_Challenge:_
Identify all lines in the data containing the string "smiled". Copy them out.

--- start Data for the task ---

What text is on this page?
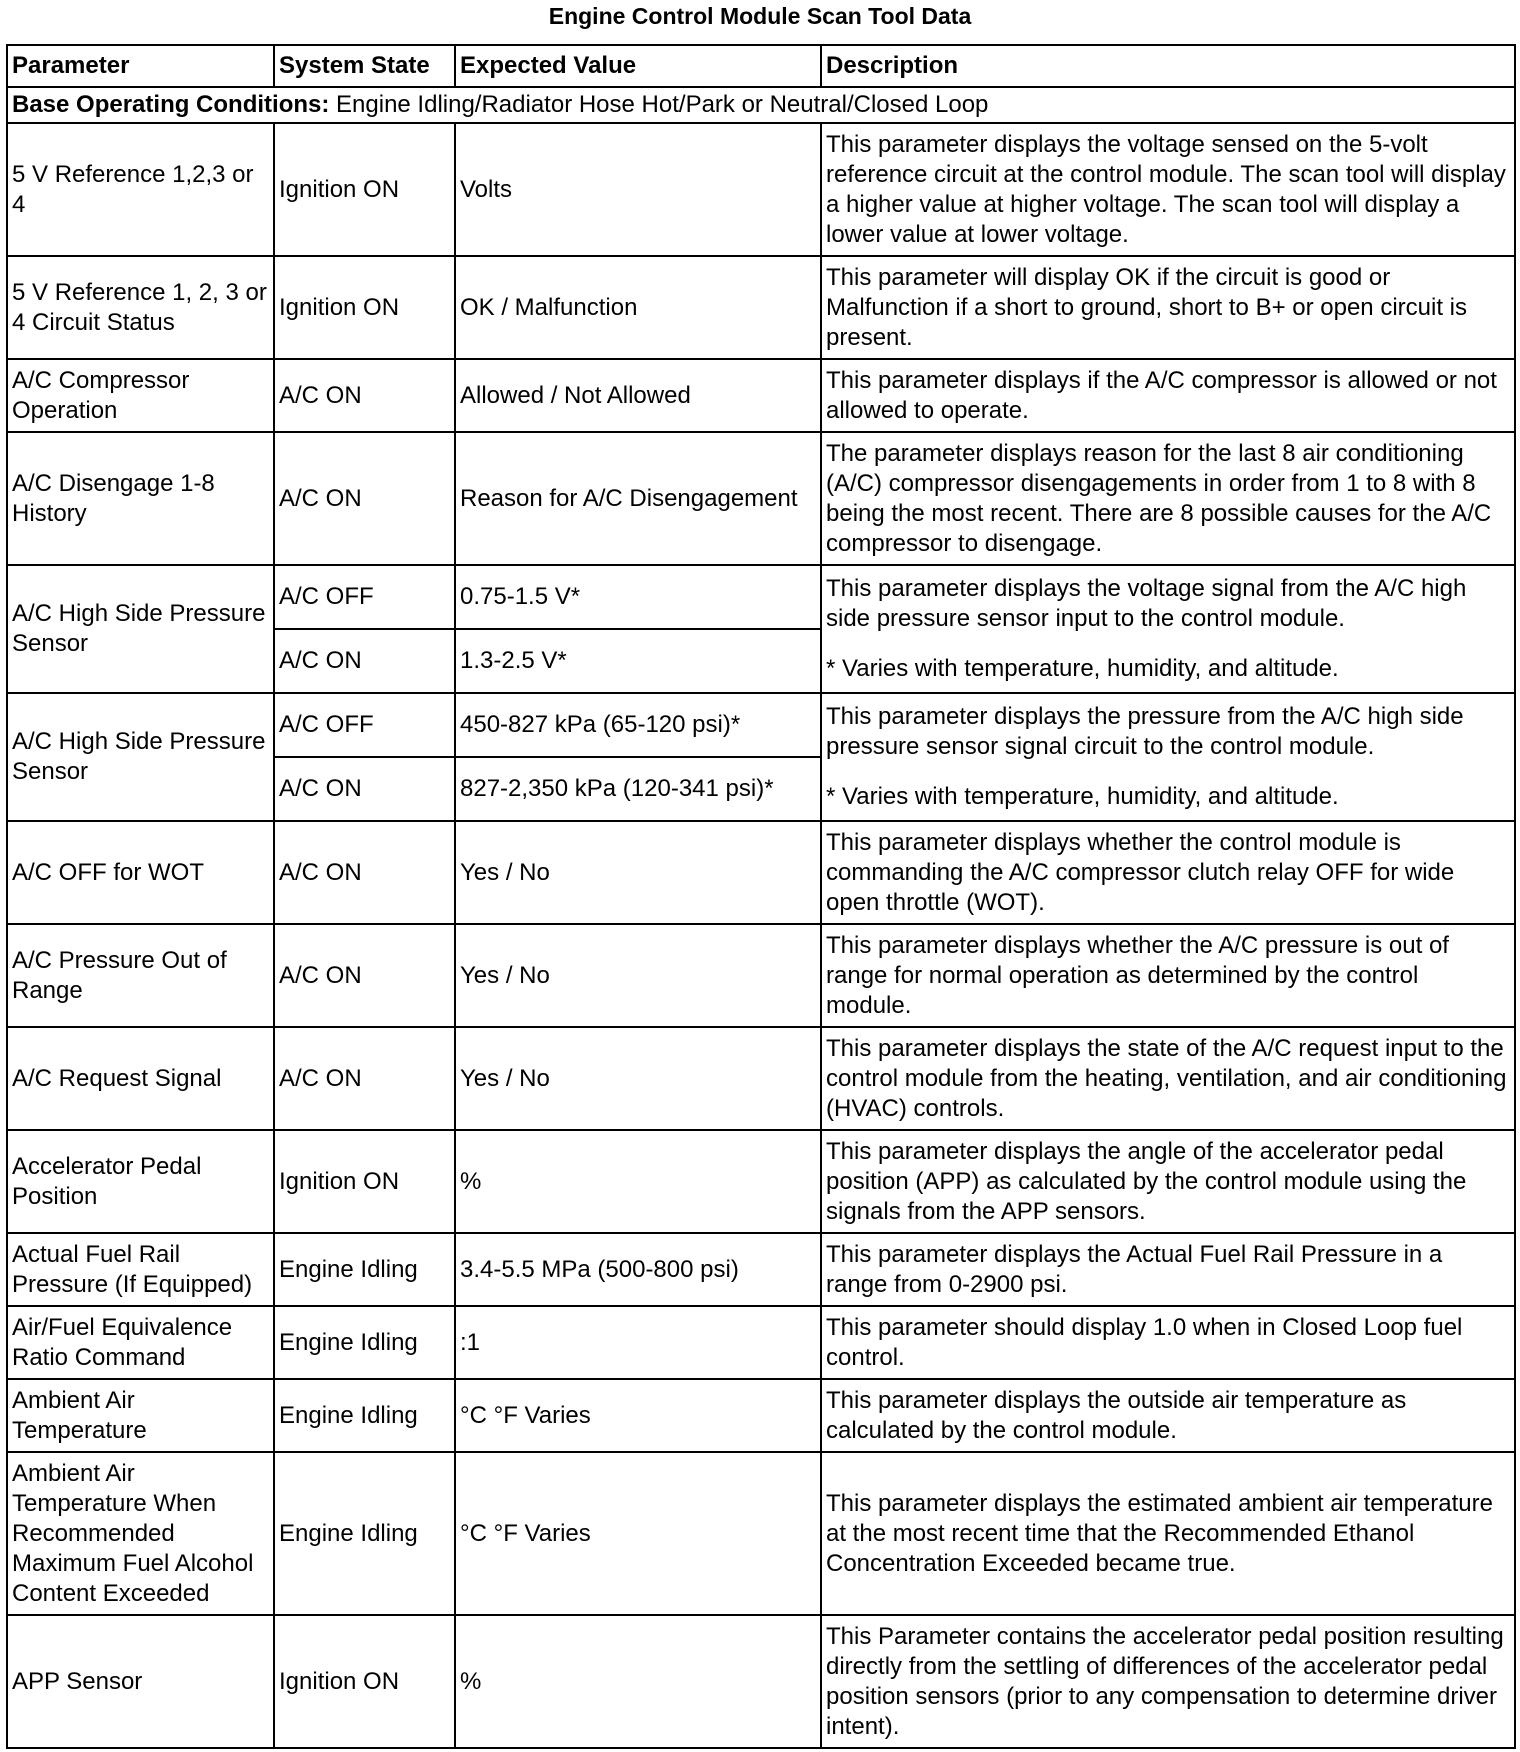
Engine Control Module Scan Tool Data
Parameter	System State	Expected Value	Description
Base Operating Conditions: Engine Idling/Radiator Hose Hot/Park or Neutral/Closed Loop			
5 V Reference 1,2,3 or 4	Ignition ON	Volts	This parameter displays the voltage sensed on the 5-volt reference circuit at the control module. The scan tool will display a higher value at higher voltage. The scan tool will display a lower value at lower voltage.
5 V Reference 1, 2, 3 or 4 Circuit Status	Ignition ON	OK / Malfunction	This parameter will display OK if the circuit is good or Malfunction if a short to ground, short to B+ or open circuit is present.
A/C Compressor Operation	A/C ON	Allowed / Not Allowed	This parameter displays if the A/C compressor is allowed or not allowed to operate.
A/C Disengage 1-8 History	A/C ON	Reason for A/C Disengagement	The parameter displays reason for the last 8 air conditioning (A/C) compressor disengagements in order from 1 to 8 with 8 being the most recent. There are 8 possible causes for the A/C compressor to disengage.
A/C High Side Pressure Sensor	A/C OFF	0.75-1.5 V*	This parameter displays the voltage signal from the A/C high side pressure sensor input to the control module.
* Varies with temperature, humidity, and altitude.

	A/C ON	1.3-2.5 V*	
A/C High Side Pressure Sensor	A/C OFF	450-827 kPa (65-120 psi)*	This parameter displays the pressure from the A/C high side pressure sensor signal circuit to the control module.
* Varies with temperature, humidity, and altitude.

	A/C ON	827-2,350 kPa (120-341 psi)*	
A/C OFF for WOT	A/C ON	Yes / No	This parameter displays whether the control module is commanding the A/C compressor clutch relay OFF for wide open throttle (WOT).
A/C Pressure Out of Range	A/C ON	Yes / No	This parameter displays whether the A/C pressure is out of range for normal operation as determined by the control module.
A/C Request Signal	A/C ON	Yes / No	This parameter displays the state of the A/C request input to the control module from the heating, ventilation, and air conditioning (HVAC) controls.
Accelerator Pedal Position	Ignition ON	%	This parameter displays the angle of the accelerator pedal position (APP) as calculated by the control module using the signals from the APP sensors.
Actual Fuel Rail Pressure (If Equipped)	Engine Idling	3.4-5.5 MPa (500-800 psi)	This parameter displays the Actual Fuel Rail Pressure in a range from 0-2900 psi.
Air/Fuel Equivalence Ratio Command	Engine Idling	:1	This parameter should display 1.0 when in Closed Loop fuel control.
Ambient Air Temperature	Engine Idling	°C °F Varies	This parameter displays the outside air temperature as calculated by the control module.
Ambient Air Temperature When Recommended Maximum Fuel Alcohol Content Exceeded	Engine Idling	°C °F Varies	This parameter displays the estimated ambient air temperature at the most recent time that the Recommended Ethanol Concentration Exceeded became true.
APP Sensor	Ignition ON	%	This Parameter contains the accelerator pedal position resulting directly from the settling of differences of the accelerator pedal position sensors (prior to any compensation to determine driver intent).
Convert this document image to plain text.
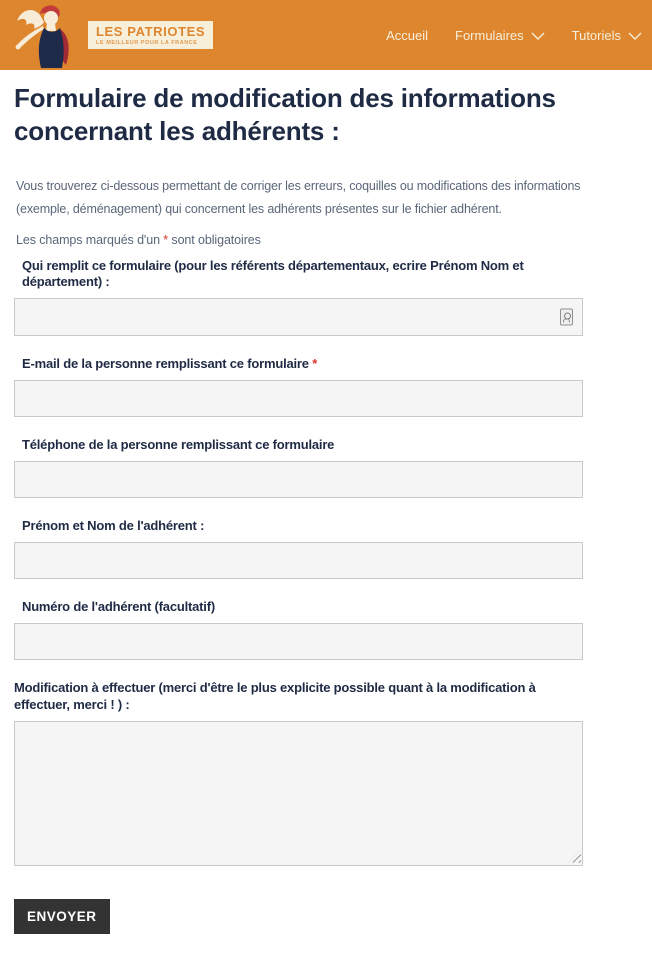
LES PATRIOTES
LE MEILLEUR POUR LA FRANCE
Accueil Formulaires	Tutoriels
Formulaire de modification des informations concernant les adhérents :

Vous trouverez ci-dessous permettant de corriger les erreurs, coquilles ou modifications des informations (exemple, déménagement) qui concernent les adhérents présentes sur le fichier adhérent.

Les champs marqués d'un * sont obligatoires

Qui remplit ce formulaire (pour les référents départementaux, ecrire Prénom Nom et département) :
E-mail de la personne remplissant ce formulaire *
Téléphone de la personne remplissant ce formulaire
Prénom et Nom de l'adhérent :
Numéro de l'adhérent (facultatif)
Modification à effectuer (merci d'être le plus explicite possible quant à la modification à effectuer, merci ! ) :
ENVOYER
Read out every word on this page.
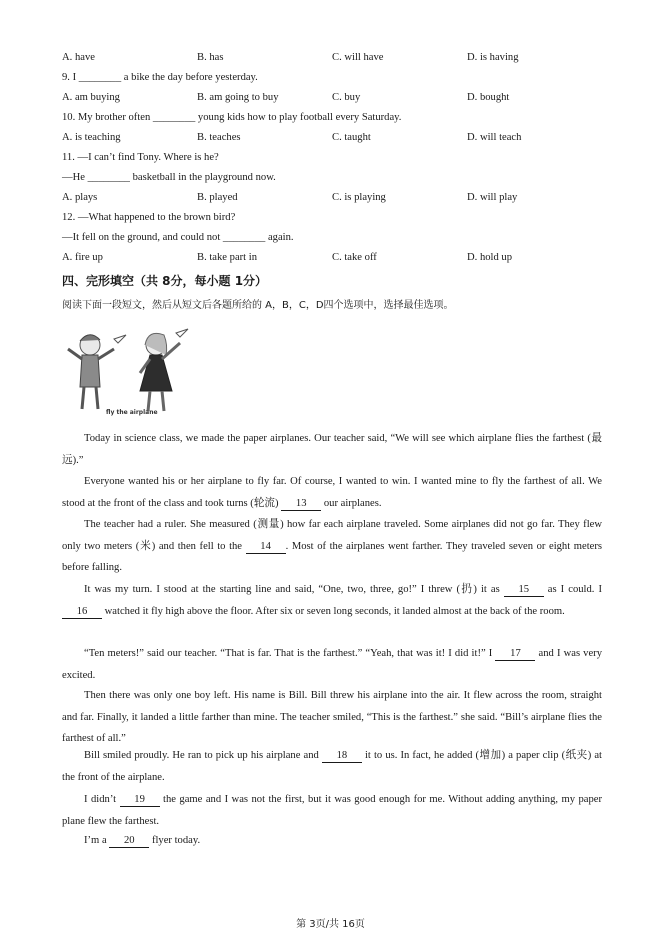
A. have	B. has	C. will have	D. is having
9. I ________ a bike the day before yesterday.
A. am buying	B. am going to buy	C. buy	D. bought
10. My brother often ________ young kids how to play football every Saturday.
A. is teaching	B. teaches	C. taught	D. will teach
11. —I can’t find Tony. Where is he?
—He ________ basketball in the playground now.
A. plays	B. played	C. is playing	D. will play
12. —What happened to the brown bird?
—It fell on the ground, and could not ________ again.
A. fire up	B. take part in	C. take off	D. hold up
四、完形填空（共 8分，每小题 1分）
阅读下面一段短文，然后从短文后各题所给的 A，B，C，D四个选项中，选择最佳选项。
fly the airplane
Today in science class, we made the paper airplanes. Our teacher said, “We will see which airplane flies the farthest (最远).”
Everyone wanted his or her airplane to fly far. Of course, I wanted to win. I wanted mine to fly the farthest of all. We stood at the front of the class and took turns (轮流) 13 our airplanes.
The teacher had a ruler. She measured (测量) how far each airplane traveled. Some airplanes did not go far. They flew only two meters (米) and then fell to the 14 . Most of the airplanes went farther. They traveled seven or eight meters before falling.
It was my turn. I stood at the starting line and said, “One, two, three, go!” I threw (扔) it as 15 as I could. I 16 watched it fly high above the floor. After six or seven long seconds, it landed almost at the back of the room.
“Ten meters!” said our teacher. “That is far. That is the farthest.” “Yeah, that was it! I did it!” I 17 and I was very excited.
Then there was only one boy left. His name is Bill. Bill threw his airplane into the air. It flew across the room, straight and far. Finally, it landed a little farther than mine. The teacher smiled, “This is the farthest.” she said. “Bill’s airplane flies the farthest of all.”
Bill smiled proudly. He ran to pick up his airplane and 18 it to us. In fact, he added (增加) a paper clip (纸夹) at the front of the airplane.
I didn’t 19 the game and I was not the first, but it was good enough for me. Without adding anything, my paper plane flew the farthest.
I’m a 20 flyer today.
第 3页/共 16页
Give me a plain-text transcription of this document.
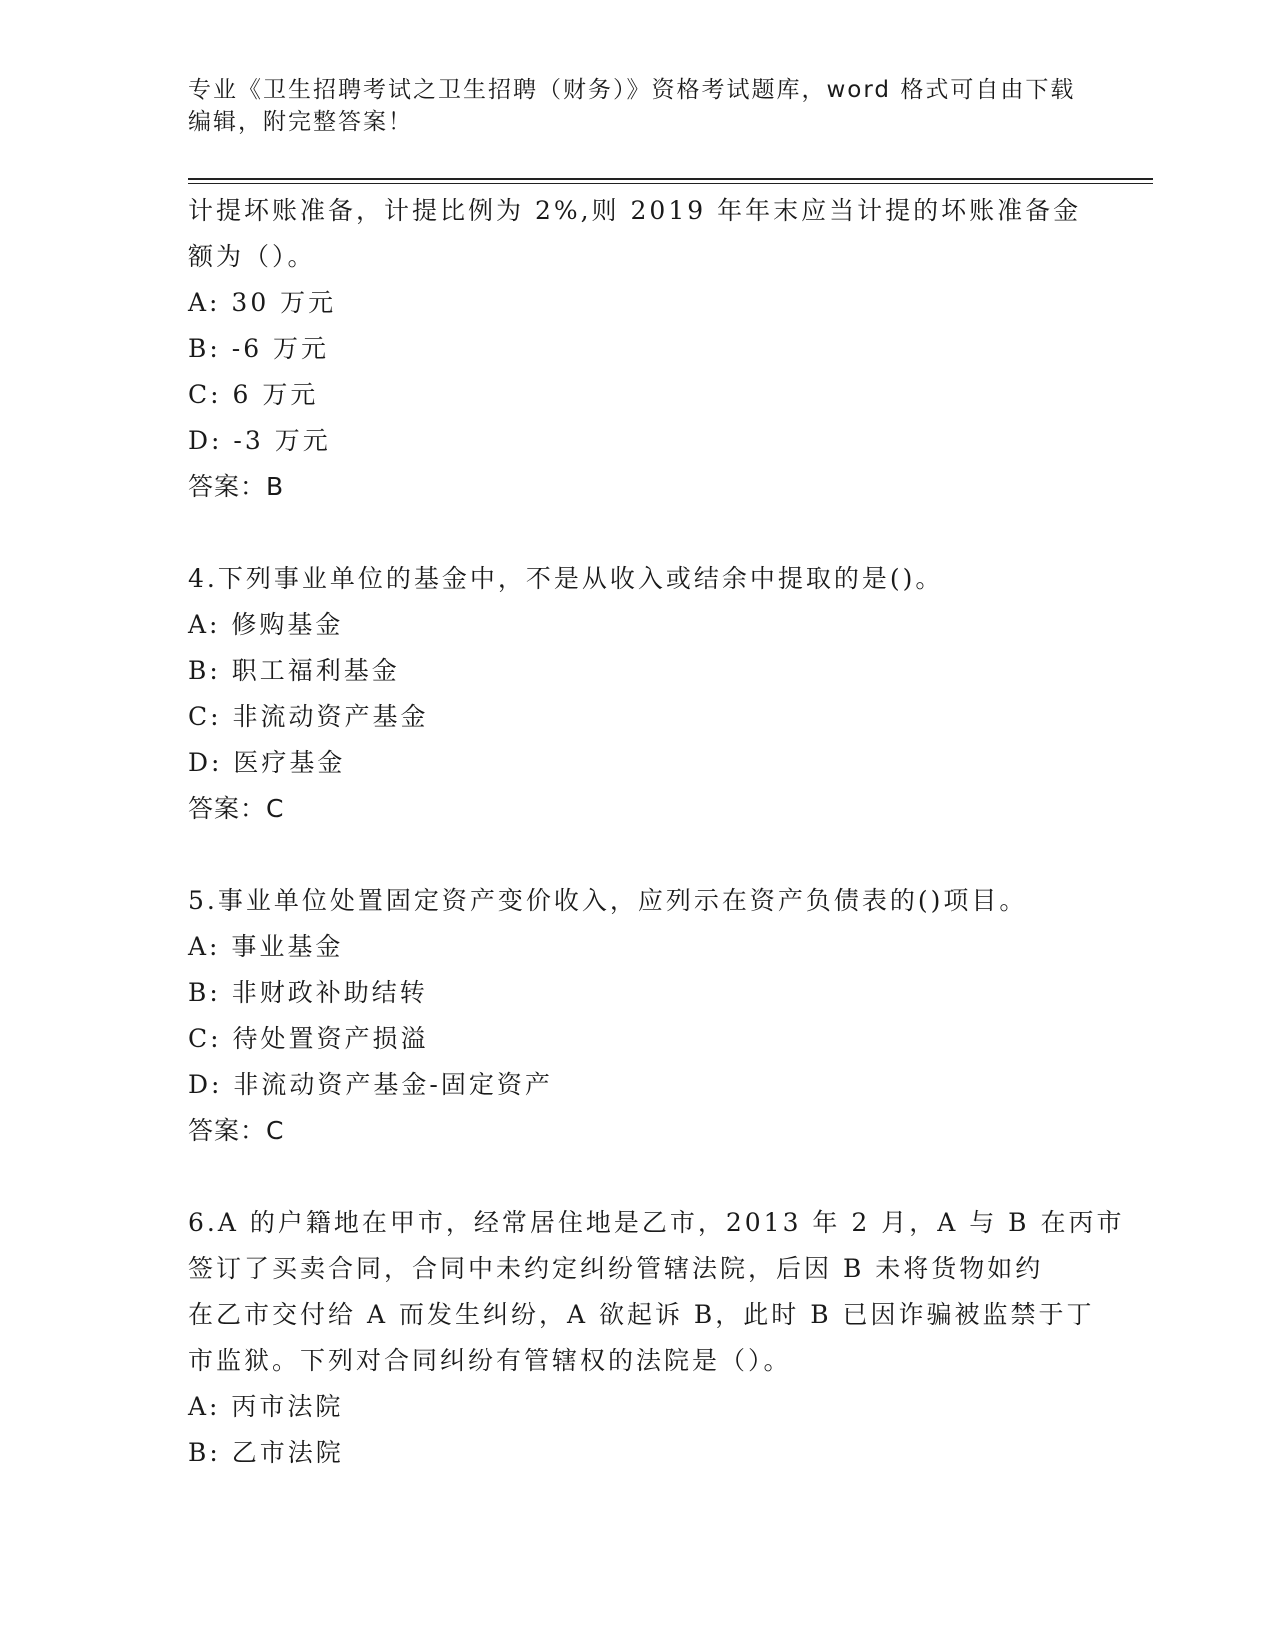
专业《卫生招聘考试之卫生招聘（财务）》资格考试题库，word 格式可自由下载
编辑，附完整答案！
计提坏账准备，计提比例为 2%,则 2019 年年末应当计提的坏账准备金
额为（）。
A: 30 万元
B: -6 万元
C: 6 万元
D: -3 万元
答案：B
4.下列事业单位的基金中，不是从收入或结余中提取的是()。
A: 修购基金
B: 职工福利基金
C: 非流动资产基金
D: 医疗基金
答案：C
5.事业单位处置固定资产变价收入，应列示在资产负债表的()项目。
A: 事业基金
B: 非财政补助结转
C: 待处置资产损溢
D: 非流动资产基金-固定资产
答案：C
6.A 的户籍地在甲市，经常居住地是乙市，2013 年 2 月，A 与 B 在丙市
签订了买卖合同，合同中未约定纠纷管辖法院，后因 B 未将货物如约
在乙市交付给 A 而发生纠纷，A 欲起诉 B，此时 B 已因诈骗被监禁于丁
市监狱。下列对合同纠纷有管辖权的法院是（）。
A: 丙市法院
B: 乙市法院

--- end Data for the task ---

_Task output:_
Then there was only one boy left. His name is Bill. Bill threw his airplane into the air. It flew across the room, straight and far. Finally, it landed a little farther than mine. The teacher smiled, “This is the farthest.” she said. “Bill’s airplane flies the farthest of all.”
Bill smiled proudly. He ran to pick up his airplane and 18 it to us. In fact, he added (增加) a paper clip (纸夹) at the front of the airplane.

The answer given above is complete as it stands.